**Dataset items:**
⟨

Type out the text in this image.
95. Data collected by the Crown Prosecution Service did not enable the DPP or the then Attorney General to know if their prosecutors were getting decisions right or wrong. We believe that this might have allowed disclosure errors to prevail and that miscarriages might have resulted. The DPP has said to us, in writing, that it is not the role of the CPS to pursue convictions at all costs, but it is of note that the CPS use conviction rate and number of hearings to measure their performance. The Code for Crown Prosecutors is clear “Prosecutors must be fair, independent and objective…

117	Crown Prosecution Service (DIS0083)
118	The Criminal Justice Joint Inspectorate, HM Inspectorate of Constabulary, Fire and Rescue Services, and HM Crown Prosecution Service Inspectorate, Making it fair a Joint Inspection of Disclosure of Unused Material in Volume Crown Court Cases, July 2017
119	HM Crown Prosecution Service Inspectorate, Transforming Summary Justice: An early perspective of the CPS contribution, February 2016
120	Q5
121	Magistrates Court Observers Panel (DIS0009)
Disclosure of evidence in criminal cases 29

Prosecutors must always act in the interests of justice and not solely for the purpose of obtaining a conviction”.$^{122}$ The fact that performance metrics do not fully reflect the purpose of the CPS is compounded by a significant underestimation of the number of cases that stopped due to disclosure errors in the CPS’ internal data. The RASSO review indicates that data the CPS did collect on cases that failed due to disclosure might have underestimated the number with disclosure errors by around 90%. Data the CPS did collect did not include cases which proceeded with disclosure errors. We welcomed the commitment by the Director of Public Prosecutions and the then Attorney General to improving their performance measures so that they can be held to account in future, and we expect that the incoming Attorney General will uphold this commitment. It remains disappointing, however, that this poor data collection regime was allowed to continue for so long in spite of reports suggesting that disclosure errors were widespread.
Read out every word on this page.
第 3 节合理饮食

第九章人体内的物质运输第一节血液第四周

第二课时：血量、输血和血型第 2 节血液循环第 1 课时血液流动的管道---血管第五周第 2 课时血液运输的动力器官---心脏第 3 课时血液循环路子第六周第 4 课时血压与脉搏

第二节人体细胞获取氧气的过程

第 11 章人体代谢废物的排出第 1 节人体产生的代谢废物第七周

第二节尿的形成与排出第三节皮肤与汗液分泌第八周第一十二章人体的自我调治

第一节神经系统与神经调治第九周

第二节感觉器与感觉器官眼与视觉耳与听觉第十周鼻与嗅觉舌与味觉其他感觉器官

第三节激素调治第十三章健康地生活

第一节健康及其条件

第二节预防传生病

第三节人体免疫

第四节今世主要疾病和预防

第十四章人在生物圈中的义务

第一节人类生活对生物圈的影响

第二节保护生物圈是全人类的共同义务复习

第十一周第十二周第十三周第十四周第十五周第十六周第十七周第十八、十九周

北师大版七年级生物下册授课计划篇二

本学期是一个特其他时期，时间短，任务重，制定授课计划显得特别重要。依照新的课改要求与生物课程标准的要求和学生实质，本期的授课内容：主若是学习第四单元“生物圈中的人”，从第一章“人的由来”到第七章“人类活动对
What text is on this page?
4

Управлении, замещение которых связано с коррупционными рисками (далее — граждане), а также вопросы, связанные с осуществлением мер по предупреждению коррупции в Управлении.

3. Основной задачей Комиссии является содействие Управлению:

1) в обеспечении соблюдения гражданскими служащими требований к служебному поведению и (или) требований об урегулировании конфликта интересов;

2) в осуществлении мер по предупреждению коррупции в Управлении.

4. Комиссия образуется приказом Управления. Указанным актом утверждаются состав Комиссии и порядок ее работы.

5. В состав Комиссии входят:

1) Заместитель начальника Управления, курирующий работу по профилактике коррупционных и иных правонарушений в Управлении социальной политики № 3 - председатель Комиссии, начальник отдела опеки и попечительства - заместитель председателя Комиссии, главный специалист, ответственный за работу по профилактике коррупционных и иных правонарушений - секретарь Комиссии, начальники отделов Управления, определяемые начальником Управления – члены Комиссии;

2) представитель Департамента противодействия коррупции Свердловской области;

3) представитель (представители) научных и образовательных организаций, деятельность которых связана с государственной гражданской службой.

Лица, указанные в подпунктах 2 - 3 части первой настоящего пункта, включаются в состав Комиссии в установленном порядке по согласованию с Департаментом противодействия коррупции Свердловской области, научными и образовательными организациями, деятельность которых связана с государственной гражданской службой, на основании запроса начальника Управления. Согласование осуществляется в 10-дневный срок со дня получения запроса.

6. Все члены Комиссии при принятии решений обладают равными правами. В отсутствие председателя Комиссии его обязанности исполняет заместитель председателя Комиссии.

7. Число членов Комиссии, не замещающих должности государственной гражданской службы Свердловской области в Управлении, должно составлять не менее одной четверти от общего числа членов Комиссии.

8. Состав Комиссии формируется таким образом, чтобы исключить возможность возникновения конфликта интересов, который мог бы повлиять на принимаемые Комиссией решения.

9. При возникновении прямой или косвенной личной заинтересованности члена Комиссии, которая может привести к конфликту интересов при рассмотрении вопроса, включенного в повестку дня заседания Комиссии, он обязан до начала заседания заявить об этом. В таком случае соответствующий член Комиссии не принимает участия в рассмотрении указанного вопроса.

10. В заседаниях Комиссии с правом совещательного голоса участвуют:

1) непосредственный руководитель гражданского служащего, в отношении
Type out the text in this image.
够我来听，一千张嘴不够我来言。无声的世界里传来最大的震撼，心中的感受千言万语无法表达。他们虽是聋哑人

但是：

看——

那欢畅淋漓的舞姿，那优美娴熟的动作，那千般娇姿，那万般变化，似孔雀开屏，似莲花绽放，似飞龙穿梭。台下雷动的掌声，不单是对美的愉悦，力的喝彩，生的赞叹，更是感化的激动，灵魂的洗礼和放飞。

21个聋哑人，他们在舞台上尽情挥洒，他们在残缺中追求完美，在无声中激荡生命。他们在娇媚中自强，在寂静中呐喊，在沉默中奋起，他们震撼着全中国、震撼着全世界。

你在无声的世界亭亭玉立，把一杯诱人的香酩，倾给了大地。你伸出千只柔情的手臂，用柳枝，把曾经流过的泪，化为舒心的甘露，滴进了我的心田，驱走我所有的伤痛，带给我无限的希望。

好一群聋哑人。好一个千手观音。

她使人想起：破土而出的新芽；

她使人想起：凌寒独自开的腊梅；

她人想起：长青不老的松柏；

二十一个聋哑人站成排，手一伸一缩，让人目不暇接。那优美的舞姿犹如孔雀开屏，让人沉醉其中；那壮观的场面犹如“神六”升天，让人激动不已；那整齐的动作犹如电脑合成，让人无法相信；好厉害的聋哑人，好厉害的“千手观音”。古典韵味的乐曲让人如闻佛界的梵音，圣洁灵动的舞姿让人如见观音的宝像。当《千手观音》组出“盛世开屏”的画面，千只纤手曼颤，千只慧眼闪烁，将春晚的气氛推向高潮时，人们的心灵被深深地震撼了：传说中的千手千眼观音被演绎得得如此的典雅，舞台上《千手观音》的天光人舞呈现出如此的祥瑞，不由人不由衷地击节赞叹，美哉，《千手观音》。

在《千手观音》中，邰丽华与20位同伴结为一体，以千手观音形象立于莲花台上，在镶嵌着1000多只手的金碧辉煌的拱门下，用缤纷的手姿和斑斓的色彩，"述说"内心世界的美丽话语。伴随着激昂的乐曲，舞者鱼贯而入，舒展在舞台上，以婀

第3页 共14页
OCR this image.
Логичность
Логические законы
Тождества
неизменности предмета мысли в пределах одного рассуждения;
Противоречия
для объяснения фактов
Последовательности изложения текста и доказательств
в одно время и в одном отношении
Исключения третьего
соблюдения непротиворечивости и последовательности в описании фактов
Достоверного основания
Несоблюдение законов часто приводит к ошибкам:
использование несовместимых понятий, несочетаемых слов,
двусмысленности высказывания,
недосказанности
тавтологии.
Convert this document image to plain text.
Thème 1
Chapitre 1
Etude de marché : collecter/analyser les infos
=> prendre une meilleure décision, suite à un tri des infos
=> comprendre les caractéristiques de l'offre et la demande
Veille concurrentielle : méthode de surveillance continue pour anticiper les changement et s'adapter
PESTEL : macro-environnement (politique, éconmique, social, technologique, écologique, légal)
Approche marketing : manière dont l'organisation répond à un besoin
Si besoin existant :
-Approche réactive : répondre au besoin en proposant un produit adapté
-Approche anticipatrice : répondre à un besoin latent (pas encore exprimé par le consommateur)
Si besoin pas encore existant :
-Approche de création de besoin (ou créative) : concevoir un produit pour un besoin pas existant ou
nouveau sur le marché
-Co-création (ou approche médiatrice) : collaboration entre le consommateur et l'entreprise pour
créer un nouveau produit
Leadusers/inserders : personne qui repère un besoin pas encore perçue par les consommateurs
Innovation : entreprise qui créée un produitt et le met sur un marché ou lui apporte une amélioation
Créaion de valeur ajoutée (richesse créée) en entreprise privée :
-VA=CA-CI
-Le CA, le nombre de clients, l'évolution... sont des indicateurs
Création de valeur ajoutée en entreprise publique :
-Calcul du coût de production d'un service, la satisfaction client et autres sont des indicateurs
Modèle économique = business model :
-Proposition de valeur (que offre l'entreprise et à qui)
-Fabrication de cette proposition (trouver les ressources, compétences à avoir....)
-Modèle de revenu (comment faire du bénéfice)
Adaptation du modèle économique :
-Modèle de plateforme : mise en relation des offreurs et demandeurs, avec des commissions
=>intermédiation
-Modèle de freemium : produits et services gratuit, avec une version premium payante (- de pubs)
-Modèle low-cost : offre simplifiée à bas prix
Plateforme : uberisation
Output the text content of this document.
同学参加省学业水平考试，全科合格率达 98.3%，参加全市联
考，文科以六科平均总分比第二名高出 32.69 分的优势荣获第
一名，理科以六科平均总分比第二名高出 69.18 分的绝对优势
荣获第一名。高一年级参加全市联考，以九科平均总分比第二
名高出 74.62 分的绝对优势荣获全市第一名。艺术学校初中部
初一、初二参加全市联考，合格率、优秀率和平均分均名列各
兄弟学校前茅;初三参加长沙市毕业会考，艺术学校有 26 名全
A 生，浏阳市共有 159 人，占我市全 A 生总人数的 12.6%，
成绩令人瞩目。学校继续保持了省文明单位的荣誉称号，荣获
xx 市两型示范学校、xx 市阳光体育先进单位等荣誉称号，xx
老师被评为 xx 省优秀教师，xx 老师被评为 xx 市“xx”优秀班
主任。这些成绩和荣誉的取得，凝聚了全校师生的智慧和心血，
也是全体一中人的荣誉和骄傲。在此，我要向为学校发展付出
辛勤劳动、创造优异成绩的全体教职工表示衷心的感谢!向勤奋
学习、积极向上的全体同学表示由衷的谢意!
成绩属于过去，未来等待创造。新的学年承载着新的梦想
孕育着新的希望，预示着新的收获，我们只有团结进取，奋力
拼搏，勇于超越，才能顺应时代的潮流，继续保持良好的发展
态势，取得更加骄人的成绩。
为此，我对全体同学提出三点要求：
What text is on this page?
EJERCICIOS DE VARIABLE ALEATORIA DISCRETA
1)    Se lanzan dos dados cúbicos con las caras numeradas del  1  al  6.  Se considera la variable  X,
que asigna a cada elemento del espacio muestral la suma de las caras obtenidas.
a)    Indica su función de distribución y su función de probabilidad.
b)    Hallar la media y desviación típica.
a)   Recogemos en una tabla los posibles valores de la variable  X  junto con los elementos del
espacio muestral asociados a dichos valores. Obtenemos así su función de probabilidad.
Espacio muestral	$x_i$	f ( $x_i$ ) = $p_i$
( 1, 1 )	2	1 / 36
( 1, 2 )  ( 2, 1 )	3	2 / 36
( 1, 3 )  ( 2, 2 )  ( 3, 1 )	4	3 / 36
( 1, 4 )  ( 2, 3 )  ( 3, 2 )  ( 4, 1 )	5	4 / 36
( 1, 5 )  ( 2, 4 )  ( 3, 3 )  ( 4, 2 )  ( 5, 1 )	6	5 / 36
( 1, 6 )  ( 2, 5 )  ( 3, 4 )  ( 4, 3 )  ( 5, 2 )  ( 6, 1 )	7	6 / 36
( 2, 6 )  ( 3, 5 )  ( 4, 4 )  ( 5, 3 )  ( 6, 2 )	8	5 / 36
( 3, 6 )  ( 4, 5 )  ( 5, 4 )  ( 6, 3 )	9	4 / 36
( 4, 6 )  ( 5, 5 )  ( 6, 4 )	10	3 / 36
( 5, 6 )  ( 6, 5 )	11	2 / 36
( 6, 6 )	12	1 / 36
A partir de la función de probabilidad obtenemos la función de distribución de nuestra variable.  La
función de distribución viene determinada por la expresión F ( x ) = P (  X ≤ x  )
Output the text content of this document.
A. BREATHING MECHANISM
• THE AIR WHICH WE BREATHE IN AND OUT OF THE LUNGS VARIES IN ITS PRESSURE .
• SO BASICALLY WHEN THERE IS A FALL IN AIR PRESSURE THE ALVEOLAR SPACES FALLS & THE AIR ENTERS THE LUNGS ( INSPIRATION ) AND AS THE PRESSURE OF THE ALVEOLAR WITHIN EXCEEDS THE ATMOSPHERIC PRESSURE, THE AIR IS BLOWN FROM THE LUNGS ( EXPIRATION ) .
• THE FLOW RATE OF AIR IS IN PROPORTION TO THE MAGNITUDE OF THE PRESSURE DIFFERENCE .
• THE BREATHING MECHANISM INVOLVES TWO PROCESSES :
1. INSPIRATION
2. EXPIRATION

⟩

**Objective:** Copy and report every line where the word "интересов" is present.

**Written answer:**
1) в обеспечении соблюдения гражданскими служащими требований к служебному поведению и (или) требований об урегулировании конфликта интересов;
8. Состав Комиссии формируется таким образом, чтобы исключить возможность возникновения конфликта интересов, который мог бы повлиять на принимаемые Комиссией решения.
9. При возникновении прямой или косвенной личной заинтересованности члена Комиссии, которая может привести к конфликту интересов при рассмотрении вопроса, включенного в повестку дня заседания Комиссии, он обязан до начала заседания заявить об этом. В таком случае соответствующий член Комиссии не принимает участия в рассмотрении указанного вопроса.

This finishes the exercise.